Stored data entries

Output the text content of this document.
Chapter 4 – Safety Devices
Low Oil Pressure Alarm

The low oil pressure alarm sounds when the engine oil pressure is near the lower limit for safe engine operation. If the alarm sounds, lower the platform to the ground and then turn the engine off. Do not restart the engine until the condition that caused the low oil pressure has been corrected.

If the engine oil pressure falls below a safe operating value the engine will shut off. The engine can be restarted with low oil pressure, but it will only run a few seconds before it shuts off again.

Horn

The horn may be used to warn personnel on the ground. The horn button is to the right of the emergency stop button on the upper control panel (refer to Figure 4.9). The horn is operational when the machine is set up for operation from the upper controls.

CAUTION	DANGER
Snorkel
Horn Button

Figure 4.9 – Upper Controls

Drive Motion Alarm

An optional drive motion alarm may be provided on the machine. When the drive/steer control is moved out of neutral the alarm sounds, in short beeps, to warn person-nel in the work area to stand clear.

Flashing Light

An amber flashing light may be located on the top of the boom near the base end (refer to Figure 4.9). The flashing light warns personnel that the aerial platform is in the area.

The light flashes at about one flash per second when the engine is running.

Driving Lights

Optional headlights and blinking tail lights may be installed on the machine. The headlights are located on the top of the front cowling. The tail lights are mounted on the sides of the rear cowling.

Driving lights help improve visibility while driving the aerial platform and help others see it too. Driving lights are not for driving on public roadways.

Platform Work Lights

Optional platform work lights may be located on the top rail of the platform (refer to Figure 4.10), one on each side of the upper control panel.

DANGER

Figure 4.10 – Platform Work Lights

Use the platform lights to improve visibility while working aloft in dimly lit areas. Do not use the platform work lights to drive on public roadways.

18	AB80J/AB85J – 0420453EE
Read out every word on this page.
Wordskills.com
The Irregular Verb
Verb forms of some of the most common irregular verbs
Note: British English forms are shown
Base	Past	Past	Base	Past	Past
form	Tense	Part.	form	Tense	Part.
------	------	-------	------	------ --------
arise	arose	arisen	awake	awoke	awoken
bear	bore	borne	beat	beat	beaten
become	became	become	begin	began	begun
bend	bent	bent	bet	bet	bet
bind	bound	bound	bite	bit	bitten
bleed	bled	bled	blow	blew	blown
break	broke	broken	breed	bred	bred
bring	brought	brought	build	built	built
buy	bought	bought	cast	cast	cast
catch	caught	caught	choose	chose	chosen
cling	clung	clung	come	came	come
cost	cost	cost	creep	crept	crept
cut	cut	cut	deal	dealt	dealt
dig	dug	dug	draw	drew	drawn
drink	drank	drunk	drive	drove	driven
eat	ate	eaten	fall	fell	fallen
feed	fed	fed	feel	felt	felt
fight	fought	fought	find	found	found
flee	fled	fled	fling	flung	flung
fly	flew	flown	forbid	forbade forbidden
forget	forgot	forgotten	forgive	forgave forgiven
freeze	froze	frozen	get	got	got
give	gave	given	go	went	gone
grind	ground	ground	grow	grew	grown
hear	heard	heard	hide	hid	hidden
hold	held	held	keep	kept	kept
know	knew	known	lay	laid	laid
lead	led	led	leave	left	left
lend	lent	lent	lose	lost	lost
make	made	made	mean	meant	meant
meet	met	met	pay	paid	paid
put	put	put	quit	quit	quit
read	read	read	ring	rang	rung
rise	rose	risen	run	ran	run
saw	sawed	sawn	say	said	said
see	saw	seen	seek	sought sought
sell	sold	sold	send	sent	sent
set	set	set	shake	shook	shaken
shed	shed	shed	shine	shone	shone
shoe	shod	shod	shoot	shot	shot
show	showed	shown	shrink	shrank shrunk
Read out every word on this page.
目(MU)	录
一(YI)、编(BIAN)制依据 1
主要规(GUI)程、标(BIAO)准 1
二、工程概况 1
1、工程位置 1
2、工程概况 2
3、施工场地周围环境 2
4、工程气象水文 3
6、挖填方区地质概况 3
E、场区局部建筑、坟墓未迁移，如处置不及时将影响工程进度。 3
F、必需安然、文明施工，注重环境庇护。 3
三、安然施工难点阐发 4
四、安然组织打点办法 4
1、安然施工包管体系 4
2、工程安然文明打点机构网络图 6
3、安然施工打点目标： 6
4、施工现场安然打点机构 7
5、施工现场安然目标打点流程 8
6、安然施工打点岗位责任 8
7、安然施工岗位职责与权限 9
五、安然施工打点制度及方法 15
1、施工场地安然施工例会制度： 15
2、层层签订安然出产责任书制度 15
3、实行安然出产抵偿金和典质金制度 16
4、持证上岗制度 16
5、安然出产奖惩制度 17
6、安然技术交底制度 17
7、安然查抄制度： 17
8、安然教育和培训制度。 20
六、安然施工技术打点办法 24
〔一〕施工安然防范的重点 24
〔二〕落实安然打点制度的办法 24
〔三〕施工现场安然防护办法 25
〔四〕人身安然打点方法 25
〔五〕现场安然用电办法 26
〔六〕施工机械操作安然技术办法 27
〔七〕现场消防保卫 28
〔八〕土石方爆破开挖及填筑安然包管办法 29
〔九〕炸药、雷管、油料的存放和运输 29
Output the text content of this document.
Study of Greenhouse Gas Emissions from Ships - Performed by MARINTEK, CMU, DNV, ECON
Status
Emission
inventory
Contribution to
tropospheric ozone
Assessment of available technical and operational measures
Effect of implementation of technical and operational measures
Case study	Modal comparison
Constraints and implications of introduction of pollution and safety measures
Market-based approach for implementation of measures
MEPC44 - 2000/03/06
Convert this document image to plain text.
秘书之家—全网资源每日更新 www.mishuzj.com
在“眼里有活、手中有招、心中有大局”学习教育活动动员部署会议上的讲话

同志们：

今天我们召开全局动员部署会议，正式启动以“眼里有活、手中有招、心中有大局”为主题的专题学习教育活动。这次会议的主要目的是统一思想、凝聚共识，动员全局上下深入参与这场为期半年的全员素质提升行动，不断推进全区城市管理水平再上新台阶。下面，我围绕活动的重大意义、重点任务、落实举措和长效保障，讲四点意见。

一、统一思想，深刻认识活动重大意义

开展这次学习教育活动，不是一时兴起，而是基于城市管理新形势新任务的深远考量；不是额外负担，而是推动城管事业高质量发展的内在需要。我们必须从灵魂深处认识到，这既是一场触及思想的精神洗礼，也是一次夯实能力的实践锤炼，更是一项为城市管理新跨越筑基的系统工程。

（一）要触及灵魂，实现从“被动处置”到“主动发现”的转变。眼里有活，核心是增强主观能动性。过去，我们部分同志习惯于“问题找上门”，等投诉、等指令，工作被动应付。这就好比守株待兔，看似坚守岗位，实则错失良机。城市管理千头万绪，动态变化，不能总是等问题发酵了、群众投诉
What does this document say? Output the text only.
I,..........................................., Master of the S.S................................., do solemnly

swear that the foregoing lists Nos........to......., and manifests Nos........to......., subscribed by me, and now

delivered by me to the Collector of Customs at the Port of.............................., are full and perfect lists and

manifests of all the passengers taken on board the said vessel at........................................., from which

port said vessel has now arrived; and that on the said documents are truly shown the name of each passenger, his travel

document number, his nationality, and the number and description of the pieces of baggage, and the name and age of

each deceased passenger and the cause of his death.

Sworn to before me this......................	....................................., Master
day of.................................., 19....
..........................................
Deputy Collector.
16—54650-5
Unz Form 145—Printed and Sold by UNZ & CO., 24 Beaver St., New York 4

# Given task
Repeat the entries above exactly, leaving nothing out.

# Answer to this problem
Output the text content of this document.
Chapter 4 – Safety Devices
Low Oil Pressure Alarm

The low oil pressure alarm sounds when the engine oil pressure is near the lower limit for safe engine operation. If the alarm sounds, lower the platform to the ground and then turn the engine off. Do not restart the engine until the condition that caused the low oil pressure has been corrected.

If the engine oil pressure falls below a safe operating value the engine will shut off. The engine can be restarted with low oil pressure, but it will only run a few seconds before it shuts off again.

Horn

The horn may be used to warn personnel on the ground. The horn button is to the right of the emergency stop button on the upper control panel (refer to Figure 4.9). The horn is operational when the machine is set up for operation from the upper controls.

CAUTION	DANGER
Snorkel
Horn Button

Figure 4.9 – Upper Controls

Drive Motion Alarm

An optional drive motion alarm may be provided on the machine. When the drive/steer control is moved out of neutral the alarm sounds, in short beeps, to warn person-nel in the work area to stand clear.

Flashing Light

An amber flashing light may be located on the top of the boom near the base end (refer to Figure 4.9). The flashing light warns personnel that the aerial platform is in the area.

The light flashes at about one flash per second when the engine is running.

Driving Lights

Optional headlights and blinking tail lights may be installed on the machine. The headlights are located on the top of the front cowling. The tail lights are mounted on the sides of the rear cowling.

Driving lights help improve visibility while driving the aerial platform and help others see it too. Driving lights are not for driving on public roadways.

Platform Work Lights

Optional platform work lights may be located on the top rail of the platform (refer to Figure 4.10), one on each side of the upper control panel.

DANGER

Figure 4.10 – Platform Work Lights

Use the platform lights to improve visibility while working aloft in dimly lit areas. Do not use the platform work lights to drive on public roadways.

18	AB80J/AB85J – 0420453EE
Read out every word on this page.
Wordskills.com
The Irregular Verb
Verb forms of some of the most common irregular verbs
Note: British English forms are shown
Base	Past	Past	Base	Past	Past
form	Tense	Part.	form	Tense	Part.
------	------	-------	------	------ --------
arise	arose	arisen	awake	awoke	awoken
bear	bore	borne	beat	beat	beaten
become	became	become	begin	began	begun
bend	bent	bent	bet	bet	bet
bind	bound	bound	bite	bit	bitten
bleed	bled	bled	blow	blew	blown
break	broke	broken	breed	bred	bred
bring	brought	brought	build	built	built
buy	bought	bought	cast	cast	cast
catch	caught	caught	choose	chose	chosen
cling	clung	clung	come	came	come
cost	cost	cost	creep	crept	crept
cut	cut	cut	deal	dealt	dealt
dig	dug	dug	draw	drew	drawn
drink	drank	drunk	drive	drove	driven
eat	ate	eaten	fall	fell	fallen
feed	fed	fed	feel	felt	felt
fight	fought	fought	find	found	found
flee	fled	fled	fling	flung	flung
fly	flew	flown	forbid	forbade forbidden
forget	forgot	forgotten	forgive	forgave forgiven
freeze	froze	frozen	get	got	got
give	gave	given	go	went	gone
grind	ground	ground	grow	grew	grown
hear	heard	heard	hide	hid	hidden
hold	held	held	keep	kept	kept
know	knew	known	lay	laid	laid
lead	led	led	leave	left	left
lend	lent	lent	lose	lost	lost
make	made	made	mean	meant	meant
meet	met	met	pay	paid	paid
put	put	put	quit	quit	quit
read	read	read	ring	rang	rung
rise	rose	risen	run	ran	run
saw	sawed	sawn	say	said	said
see	saw	seen	seek	sought sought
sell	sold	sold	send	sent	sent
set	set	set	shake	shook	shaken
shed	shed	shed	shine	shone	shone
shoe	shod	shod	shoot	shot	shot
show	showed	shown	shrink	shrank shrunk
Read out every word on this page.
目(MU)	录
一(YI)、编(BIAN)制依据 1
主要规(GUI)程、标(BIAO)准 1
二、工程概况 1
1、工程位置 1
2、工程概况 2
3、施工场地周围环境 2
4、工程气象水文 3
6、挖填方区地质概况 3
E、场区局部建筑、坟墓未迁移，如处置不及时将影响工程进度。 3
F、必需安然、文明施工，注重环境庇护。 3
三、安然施工难点阐发 4
四、安然组织打点办法 4
1、安然施工包管体系 4
2、工程安然文明打点机构网络图 6
3、安然施工打点目标： 6
4、施工现场安然打点机构 7
5、施工现场安然目标打点流程 8
6、安然施工打点岗位责任 8
7、安然施工岗位职责与权限 9
五、安然施工打点制度及方法 15
1、施工场地安然施工例会制度： 15
2、层层签订安然出产责任书制度 15
3、实行安然出产抵偿金和典质金制度 16
4、持证上岗制度 16
5、安然出产奖惩制度 17
6、安然技术交底制度 17
7、安然查抄制度： 17
8、安然教育和培训制度。 20
六、安然施工技术打点办法 24
〔一〕施工安然防范的重点 24
〔二〕落实安然打点制度的办法 24
〔三〕施工现场安然防护办法 25
〔四〕人身安然打点方法 25
〔五〕现场安然用电办法 26
〔六〕施工机械操作安然技术办法 27
〔七〕现场消防保卫 28
〔八〕土石方爆破开挖及填筑安然包管办法 29
〔九〕炸药、雷管、油料的存放和运输 29
Output the text content of this document.
Study of Greenhouse Gas Emissions from Ships - Performed by MARINTEK, CMU, DNV, ECON
Status
Emission
inventory
Contribution to
tropospheric ozone
Assessment of available technical and operational measures
Effect of implementation of technical and operational measures
Case study	Modal comparison
Constraints and implications of introduction of pollution and safety measures
Market-based approach for implementation of measures
MEPC44 - 2000/03/06
Convert this document image to plain text.
秘书之家—全网资源每日更新 www.mishuzj.com
在“眼里有活、手中有招、心中有大局”学习教育活动动员部署会议上的讲话

同志们：

今天我们召开全局动员部署会议，正式启动以“眼里有活、手中有招、心中有大局”为主题的专题学习教育活动。这次会议的主要目的是统一思想、凝聚共识，动员全局上下深入参与这场为期半年的全员素质提升行动，不断推进全区城市管理水平再上新台阶。下面，我围绕活动的重大意义、重点任务、落实举措和长效保障，讲四点意见。

一、统一思想，深刻认识活动重大意义

开展这次学习教育活动，不是一时兴起，而是基于城市管理新形势新任务的深远考量；不是额外负担，而是推动城管事业高质量发展的内在需要。我们必须从灵魂深处认识到，这既是一场触及思想的精神洗礼，也是一次夯实能力的实践锤炼，更是一项为城市管理新跨越筑基的系统工程。

（一）要触及灵魂，实现从“被动处置”到“主动发现”的转变。眼里有活，核心是增强主观能动性。过去，我们部分同志习惯于“问题找上门”，等投诉、等指令，工作被动应付。这就好比守株待兔，看似坚守岗位，实则错失良机。城市管理千头万绪，动态变化，不能总是等问题发酵了、群众投诉
What does this document say? Output the text only.
I,..........................................., Master of the S.S................................., do solemnly

swear that the foregoing lists Nos........to......., and manifests Nos........to......., subscribed by me, and now

delivered by me to the Collector of Customs at the Port of.............................., are full and perfect lists and

manifests of all the passengers taken on board the said vessel at........................................., from which

port said vessel has now arrived; and that on the said documents are truly shown the name of each passenger, his travel

document number, his nationality, and the number and description of the pieces of baggage, and the name and age of

each deceased passenger and the cause of his death.

Sworn to before me this......................	....................................., Master
day of.................................., 19....
..........................................
Deputy Collector.
16—54650-5
Unz Form 145—Printed and Sold by UNZ & CO., 24 Beaver St., New York 4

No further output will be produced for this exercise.